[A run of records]
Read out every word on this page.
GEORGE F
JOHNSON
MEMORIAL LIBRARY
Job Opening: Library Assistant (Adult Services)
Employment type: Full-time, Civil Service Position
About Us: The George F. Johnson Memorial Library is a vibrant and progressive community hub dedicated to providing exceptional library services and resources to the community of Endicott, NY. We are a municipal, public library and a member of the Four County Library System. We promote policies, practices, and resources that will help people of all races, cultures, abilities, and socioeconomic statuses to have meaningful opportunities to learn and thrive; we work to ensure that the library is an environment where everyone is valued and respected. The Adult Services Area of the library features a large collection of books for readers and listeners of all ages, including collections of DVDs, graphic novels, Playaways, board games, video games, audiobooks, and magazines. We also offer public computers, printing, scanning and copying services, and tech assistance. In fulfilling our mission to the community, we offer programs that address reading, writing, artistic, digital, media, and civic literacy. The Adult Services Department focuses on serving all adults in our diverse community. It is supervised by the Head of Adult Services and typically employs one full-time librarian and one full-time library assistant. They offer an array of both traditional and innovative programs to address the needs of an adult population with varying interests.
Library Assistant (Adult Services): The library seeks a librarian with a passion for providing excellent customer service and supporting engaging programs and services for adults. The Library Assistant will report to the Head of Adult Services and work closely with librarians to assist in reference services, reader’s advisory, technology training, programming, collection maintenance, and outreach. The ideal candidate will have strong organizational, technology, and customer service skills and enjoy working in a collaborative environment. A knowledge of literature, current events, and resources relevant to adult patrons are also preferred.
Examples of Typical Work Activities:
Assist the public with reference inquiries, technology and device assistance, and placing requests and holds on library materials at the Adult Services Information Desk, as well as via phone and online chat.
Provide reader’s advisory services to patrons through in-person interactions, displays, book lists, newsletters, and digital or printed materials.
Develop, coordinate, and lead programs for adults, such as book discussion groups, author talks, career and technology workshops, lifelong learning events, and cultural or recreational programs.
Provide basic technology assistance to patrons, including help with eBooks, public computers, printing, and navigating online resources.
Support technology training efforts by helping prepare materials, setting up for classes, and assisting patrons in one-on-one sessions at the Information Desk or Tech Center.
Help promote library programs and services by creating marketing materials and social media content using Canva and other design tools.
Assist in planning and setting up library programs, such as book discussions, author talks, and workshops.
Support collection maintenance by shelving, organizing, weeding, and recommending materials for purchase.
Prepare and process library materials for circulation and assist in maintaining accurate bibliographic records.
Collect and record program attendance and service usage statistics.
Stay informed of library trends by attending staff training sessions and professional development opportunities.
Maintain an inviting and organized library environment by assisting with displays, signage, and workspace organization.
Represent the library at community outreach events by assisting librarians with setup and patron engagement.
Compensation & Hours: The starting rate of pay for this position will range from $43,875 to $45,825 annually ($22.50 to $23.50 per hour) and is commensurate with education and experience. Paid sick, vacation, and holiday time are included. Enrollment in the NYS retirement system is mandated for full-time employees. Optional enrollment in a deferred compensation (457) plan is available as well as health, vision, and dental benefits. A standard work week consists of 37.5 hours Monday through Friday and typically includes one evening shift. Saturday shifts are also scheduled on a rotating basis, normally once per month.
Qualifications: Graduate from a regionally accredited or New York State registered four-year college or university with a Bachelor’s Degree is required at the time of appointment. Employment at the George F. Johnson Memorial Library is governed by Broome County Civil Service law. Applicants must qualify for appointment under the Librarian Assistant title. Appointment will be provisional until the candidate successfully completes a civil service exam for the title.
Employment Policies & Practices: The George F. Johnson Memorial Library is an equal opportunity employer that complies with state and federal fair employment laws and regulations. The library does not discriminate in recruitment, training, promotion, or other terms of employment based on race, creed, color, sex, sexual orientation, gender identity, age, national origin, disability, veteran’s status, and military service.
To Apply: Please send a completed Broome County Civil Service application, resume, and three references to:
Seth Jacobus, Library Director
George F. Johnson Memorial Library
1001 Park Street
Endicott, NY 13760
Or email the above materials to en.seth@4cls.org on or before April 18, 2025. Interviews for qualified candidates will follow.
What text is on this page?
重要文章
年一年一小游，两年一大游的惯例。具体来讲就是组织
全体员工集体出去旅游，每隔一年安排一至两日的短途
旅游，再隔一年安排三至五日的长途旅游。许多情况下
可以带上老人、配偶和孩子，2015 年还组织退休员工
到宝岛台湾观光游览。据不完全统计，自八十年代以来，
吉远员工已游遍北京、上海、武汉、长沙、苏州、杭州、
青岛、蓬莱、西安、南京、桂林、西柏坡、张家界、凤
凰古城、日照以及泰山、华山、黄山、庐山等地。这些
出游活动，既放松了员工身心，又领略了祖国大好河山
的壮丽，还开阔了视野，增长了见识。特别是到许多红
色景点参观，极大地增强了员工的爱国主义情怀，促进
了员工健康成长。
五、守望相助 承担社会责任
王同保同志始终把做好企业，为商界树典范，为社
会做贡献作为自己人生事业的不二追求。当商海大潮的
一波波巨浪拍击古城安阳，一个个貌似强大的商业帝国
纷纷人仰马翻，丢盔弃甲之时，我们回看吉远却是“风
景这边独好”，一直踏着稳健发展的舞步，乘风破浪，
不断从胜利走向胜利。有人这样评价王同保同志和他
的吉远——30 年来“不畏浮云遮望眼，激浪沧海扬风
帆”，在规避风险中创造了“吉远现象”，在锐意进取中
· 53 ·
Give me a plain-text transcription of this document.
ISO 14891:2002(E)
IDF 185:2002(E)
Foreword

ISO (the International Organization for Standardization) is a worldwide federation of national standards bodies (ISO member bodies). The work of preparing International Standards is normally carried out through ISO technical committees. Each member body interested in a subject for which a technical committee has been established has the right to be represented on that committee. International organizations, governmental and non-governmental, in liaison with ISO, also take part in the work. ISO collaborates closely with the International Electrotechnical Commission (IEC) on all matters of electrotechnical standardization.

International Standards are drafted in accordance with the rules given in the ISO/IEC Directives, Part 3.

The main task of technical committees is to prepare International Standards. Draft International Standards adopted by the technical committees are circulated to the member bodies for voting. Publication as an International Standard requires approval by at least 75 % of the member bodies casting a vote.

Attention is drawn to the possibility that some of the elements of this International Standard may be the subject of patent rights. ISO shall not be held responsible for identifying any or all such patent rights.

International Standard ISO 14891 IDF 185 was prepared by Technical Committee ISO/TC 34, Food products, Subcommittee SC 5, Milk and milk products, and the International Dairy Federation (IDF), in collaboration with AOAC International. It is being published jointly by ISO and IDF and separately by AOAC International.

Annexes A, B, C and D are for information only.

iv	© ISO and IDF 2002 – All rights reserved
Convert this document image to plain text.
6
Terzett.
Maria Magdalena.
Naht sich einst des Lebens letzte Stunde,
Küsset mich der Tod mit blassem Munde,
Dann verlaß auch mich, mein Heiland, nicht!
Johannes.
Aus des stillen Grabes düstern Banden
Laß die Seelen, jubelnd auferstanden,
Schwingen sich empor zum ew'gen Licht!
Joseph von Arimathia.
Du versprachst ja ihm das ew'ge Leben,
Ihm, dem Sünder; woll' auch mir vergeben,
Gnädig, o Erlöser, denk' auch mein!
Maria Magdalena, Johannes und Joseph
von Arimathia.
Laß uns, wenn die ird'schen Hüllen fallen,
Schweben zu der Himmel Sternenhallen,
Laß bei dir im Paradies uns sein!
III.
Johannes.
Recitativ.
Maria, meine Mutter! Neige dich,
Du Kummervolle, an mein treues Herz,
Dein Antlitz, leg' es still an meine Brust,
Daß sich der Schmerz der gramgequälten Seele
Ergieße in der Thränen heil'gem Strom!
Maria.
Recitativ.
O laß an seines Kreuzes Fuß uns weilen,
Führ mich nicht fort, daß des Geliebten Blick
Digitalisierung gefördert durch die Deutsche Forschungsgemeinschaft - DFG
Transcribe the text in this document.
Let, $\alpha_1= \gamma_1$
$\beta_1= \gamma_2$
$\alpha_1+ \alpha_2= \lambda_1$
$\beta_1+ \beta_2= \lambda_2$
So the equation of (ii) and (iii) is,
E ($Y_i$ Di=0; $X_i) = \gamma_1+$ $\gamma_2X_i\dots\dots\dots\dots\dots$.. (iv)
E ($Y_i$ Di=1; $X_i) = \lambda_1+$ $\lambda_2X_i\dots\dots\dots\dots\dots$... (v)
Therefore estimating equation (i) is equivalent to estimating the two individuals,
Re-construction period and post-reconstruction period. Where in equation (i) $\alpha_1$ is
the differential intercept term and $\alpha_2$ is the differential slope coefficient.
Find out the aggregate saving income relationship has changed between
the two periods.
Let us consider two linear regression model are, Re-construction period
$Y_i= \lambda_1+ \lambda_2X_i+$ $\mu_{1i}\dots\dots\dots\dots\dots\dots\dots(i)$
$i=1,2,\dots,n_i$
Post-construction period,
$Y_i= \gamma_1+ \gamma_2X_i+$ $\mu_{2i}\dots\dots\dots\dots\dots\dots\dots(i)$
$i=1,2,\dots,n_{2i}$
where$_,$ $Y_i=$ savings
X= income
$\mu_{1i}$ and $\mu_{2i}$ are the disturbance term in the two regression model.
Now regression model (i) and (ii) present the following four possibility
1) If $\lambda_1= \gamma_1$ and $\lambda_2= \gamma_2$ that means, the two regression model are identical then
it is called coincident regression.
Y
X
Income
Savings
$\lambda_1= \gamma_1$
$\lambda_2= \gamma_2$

● **What needs to be done**:
Note how many lines in the listing above hold the string "Joseph", then give only that figure.

● **Output of the task**:
2